**** Records for this task ****

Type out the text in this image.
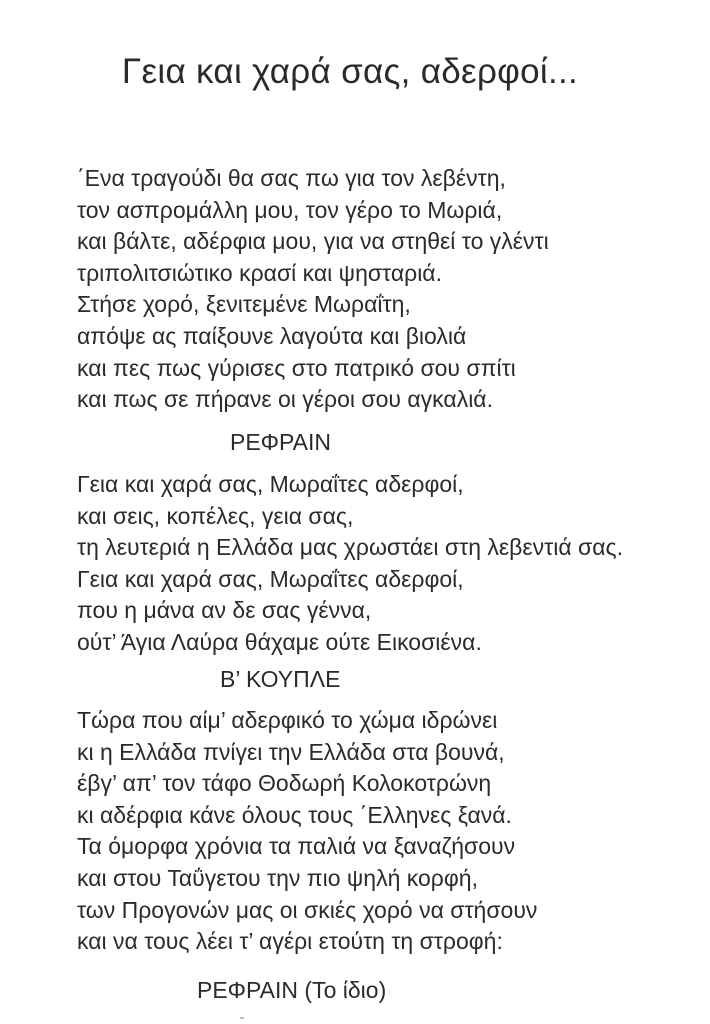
Γεια και χαρά σας, αδερφοί...
΄Ενα τραγούδι θα σας πω για τον λεβέντη,
τον ασπρομάλλη μου, τον γέρο το Μωριά,
και βάλτε, αδέρφια μου, για να στηθεί το γλέντι
τριπολιτσιώτικο κρασί και ψησταριά.
Στήσε χορό, ξενιτεμένε Μωραΐτη,
απόψε ας παίξουνε λαγούτα και βιολιά
και πες πως γύρισες στο πατρικό σου σπίτι
και πως σε πήρανε οι γέροι σου αγκαλιά.
ΡΕΦΡΑΙΝ
Γεια και χαρά σας, Μωραΐτες αδερφοί,
και σεις, κοπέλες, γεια σας,
τη λευτεριά η Ελλάδα μας χρωστάει στη λεβεντιά σας.
Γεια και χαρά σας, Μωραΐτες αδερφοί,
που η μάνα αν δε σας γέννα,
ούτ’ Άγια Λαύρα θάχαμε ούτε Εικοσιένα.
Β’ ΚΟΥΠΛΕ
Τώρα που αίμ’ αδερφικό το χώμα ιδρώνει
κι η Ελλάδα πνίγει την Ελλάδα στα βουνά,
έβγ’ απ’ τον τάφο Θοδωρή Κολοκοτρώνη
κι αδέρφια κάνε όλους τους ΄Ελληνες ξανά.
Τα όμορφα χρόνια τα παλιά να ξαναζήσουν
και στου Ταΰγετου την πιο ψηλή κορφή,
των Προγονών μας οι σκιές χορό να στήσουν
και να τους λέει τ’ αγέρι ετούτη τη στροφή:
ΡΕΦΡΑΙΝ (Το ίδιο)
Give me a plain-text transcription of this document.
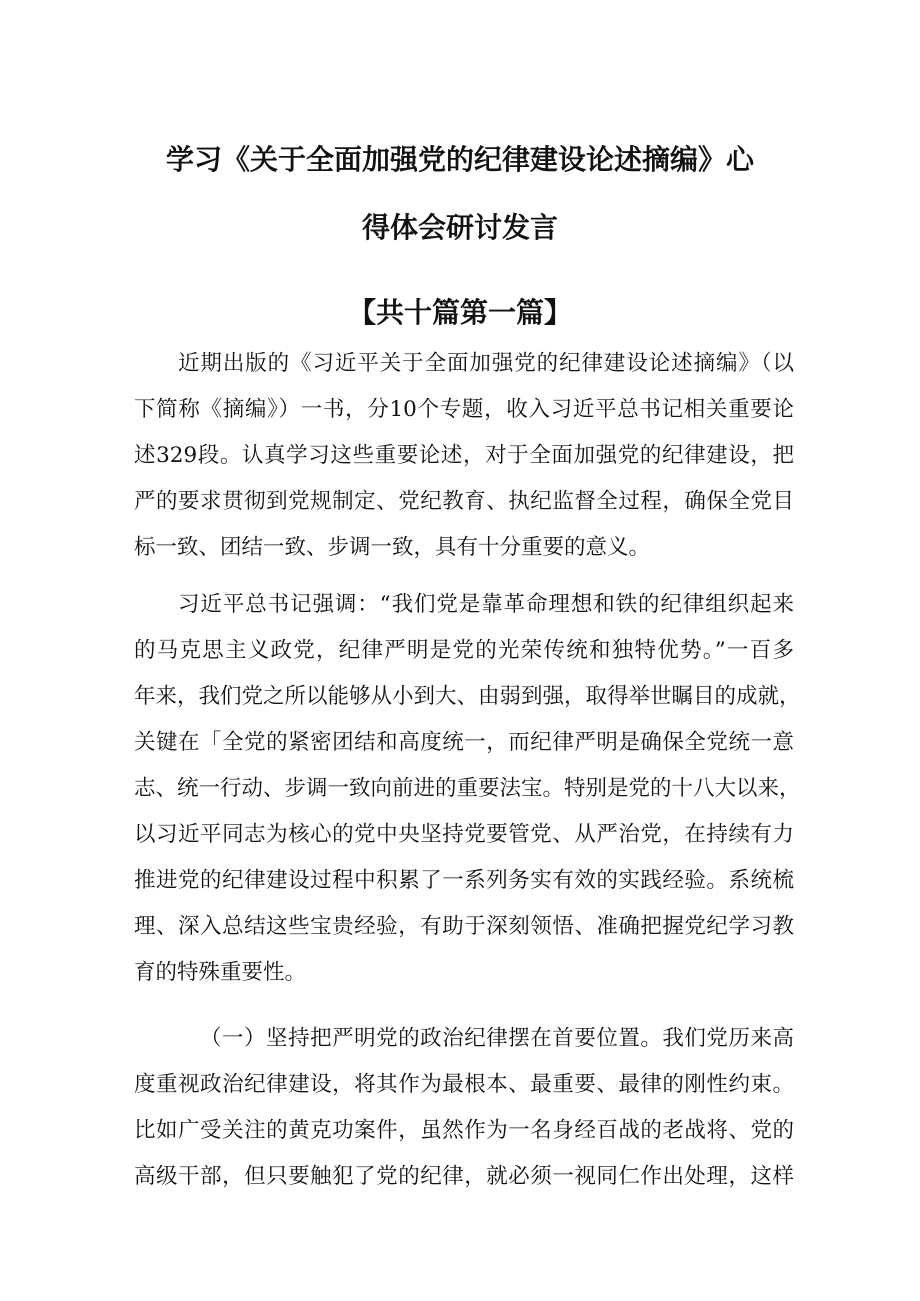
学习《关于全面加强党的纪律建设论述摘编》心
得体会研讨发言
【共十篇第一篇】
近期出版的《习近平关于全面加强党的纪律建设论述摘编》（以
下简称《摘编》）一书，分10个专题，收入习近平总书记相关重要论
述329段。认真学习这些重要论述，对于全面加强党的纪律建设，把
严的要求贯彻到党规制定、党纪教育、执纪监督全过程，确保全党目
标一致、团结一致、步调一致，具有十分重要的意义。
习近平总书记强调：“我们党是靠革命理想和铁的纪律组织起来
的马克思主义政党，纪律严明是党的光荣传统和独特优势。”一百多
年来，我们党之所以能够从小到大、由弱到强，取得举世瞩目的成就，
关键在「全党的紧密团结和高度统一，而纪律严明是确保全党统一意
志、统一行动、步调一致向前进的重要法宝。特别是党的十八大以来，
以习近平同志为核心的党中央坚持党要管党、从严治党，在持续有力
推进党的纪律建设过程中积累了一系列务实有效的实践经验。系统梳
理、深入总结这些宝贵经验，有助于深刻领悟、准确把握党纪学习教
育的特殊重要性。
（一）坚持把严明党的政治纪律摆在首要位置。我们党历来高
度重视政治纪律建设，将其作为最根本、最重要、最律的刚性约束。
比如广受关注的黄克功案件，虽然作为一名身经百战的老战将、党的
高级干部，但只要触犯了党的纪律，就必须一视同仁作出处理，这样
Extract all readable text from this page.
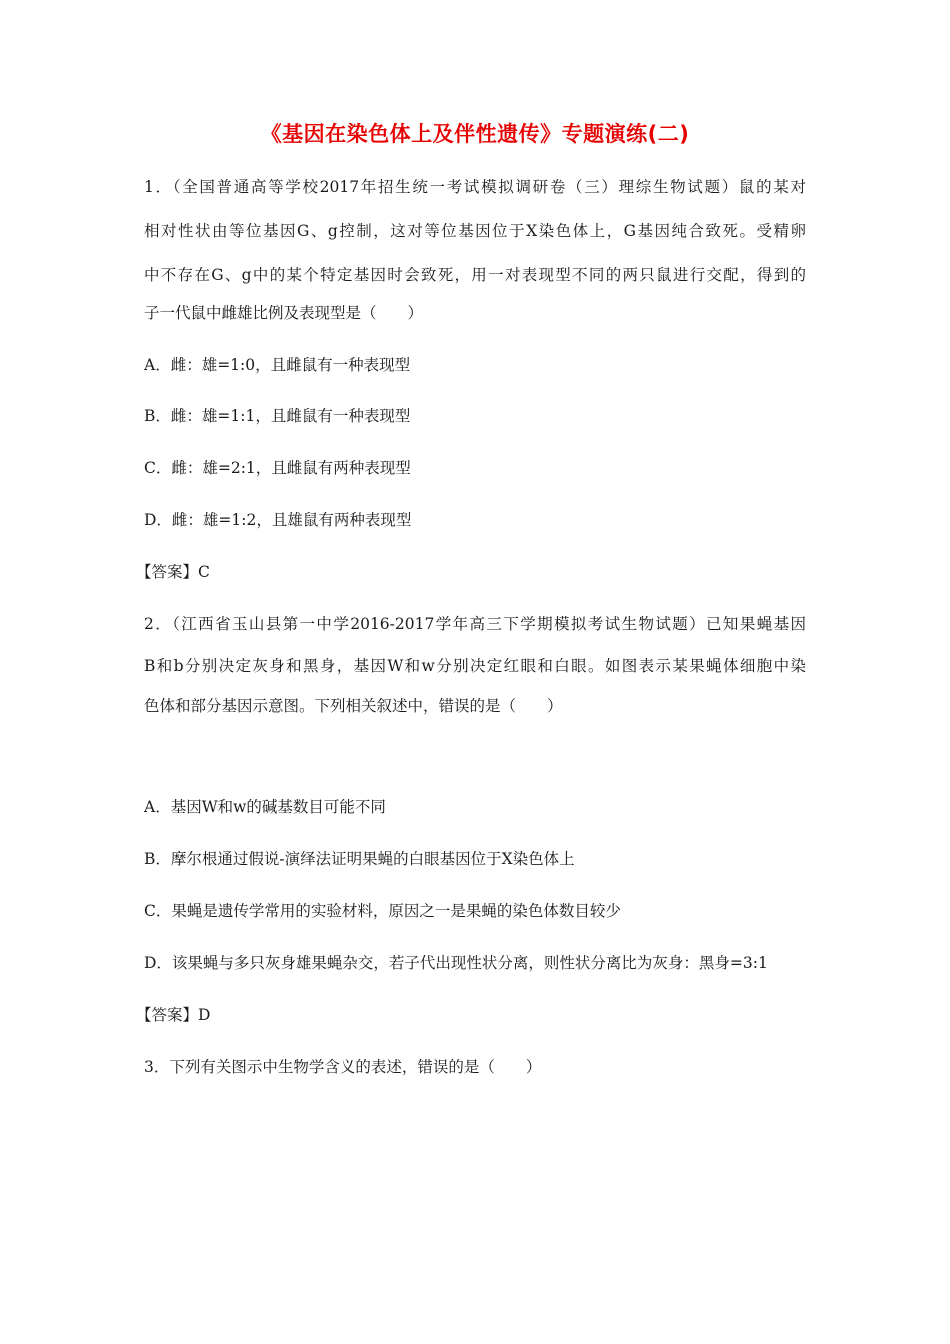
《基因在染色体上及伴性遗传》专题演练(二)
1．（全国普通高等学校2017年招生统一考试模拟调研卷（三）理综生物试题）鼠的某对
相对性状由等位基因G、g控制，这对等位基因位于X染色体上，G基因纯合致死。受精卵
中不存在G、g中的某个特定基因时会致死，用一对表现型不同的两只鼠进行交配，得到的
子一代鼠中雌雄比例及表现型是（　　）
A．雌：雄=1:0，且雌鼠有一种表现型
B．雌：雄=1:1，且雌鼠有一种表现型
C．雌：雄=2:1，且雌鼠有两种表现型
D．雌：雄=1:2，且雄鼠有两种表现型
【答案】C
2．（江西省玉山县第一中学2016-2017学年高三下学期模拟考试生物试题）已知果蝇基因
B和b分别决定灰身和黑身，基因W和w分别决定红眼和白眼。如图表示某果蝇体细胞中染
色体和部分基因示意图。下列相关叙述中，错误的是（　　）
A．基因W和w的碱基数目可能不同
B．摩尔根通过假说-演绎法证明果蝇的白眼基因位于X染色体上
C．果蝇是遗传学常用的实验材料，原因之一是果蝇的染色体数目较少
D．该果蝇与多只灰身雄果蝇杂交，若子代出现性状分离，则性状分离比为灰身：黑身=3:1
【答案】D
3．下列有关图示中生物学含义的表述，错误的是（　　）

****

> [What the task asks] Repeat the material above in full and unchanged, minus its images.

> [Problem solution]
Type out the text in this image.
Γεια και χαρά σας, αδερφοί...
΄Ενα τραγούδι θα σας πω για τον λεβέντη,
τον ασπρομάλλη μου, τον γέρο το Μωριά,
και βάλτε, αδέρφια μου, για να στηθεί το γλέντι
τριπολιτσιώτικο κρασί και ψησταριά.
Στήσε χορό, ξενιτεμένε Μωραΐτη,
απόψε ας παίξουνε λαγούτα και βιολιά
και πες πως γύρισες στο πατρικό σου σπίτι
και πως σε πήρανε οι γέροι σου αγκαλιά.
ΡΕΦΡΑΙΝ
Γεια και χαρά σας, Μωραΐτες αδερφοί,
και σεις, κοπέλες, γεια σας,
τη λευτεριά η Ελλάδα μας χρωστάει στη λεβεντιά σας.
Γεια και χαρά σας, Μωραΐτες αδερφοί,
που η μάνα αν δε σας γέννα,
ούτ’ Άγια Λαύρα θάχαμε ούτε Εικοσιένα.
Β’ ΚΟΥΠΛΕ
Τώρα που αίμ’ αδερφικό το χώμα ιδρώνει
κι η Ελλάδα πνίγει την Ελλάδα στα βουνά,
έβγ’ απ’ τον τάφο Θοδωρή Κολοκοτρώνη
κι αδέρφια κάνε όλους τους ΄Ελληνες ξανά.
Τα όμορφα χρόνια τα παλιά να ξαναζήσουν
και στου Ταΰγετου την πιο ψηλή κορφή,
των Προγονών μας οι σκιές χορό να στήσουν
και να τους λέει τ’ αγέρι ετούτη τη στροφή:
ΡΕΦΡΑΙΝ (Το ίδιο)
Give me a plain-text transcription of this document.
学习《关于全面加强党的纪律建设论述摘编》心
得体会研讨发言
【共十篇第一篇】
近期出版的《习近平关于全面加强党的纪律建设论述摘编》（以
下简称《摘编》）一书，分10个专题，收入习近平总书记相关重要论
述329段。认真学习这些重要论述，对于全面加强党的纪律建设，把
严的要求贯彻到党规制定、党纪教育、执纪监督全过程，确保全党目
标一致、团结一致、步调一致，具有十分重要的意义。
习近平总书记强调：“我们党是靠革命理想和铁的纪律组织起来
的马克思主义政党，纪律严明是党的光荣传统和独特优势。”一百多
年来，我们党之所以能够从小到大、由弱到强，取得举世瞩目的成就，
关键在「全党的紧密团结和高度统一，而纪律严明是确保全党统一意
志、统一行动、步调一致向前进的重要法宝。特别是党的十八大以来，
以习近平同志为核心的党中央坚持党要管党、从严治党，在持续有力
推进党的纪律建设过程中积累了一系列务实有效的实践经验。系统梳
理、深入总结这些宝贵经验，有助于深刻领悟、准确把握党纪学习教
育的特殊重要性。
（一）坚持把严明党的政治纪律摆在首要位置。我们党历来高
度重视政治纪律建设，将其作为最根本、最重要、最律的刚性约束。
比如广受关注的黄克功案件，虽然作为一名身经百战的老战将、党的
高级干部，但只要触犯了党的纪律，就必须一视同仁作出处理，这样
Extract all readable text from this page.
《基因在染色体上及伴性遗传》专题演练(二)
1．（全国普通高等学校2017年招生统一考试模拟调研卷（三）理综生物试题）鼠的某对
相对性状由等位基因G、g控制，这对等位基因位于X染色体上，G基因纯合致死。受精卵
中不存在G、g中的某个特定基因时会致死，用一对表现型不同的两只鼠进行交配，得到的
子一代鼠中雌雄比例及表现型是（　　）
A．雌：雄=1:0，且雌鼠有一种表现型
B．雌：雄=1:1，且雌鼠有一种表现型
C．雌：雄=2:1，且雌鼠有两种表现型
D．雌：雄=1:2，且雄鼠有两种表现型
【答案】C
2．（江西省玉山县第一中学2016-2017学年高三下学期模拟考试生物试题）已知果蝇基因
B和b分别决定灰身和黑身，基因W和w分别决定红眼和白眼。如图表示某果蝇体细胞中染
色体和部分基因示意图。下列相关叙述中，错误的是（　　）
A．基因W和w的碱基数目可能不同
B．摩尔根通过假说-演绎法证明果蝇的白眼基因位于X染色体上
C．果蝇是遗传学常用的实验材料，原因之一是果蝇的染色体数目较少
D．该果蝇与多只灰身雄果蝇杂交，若子代出现性状分离，则性状分离比为灰身：黑身=3:1
【答案】D
3．下列有关图示中生物学含义的表述，错误的是（　　）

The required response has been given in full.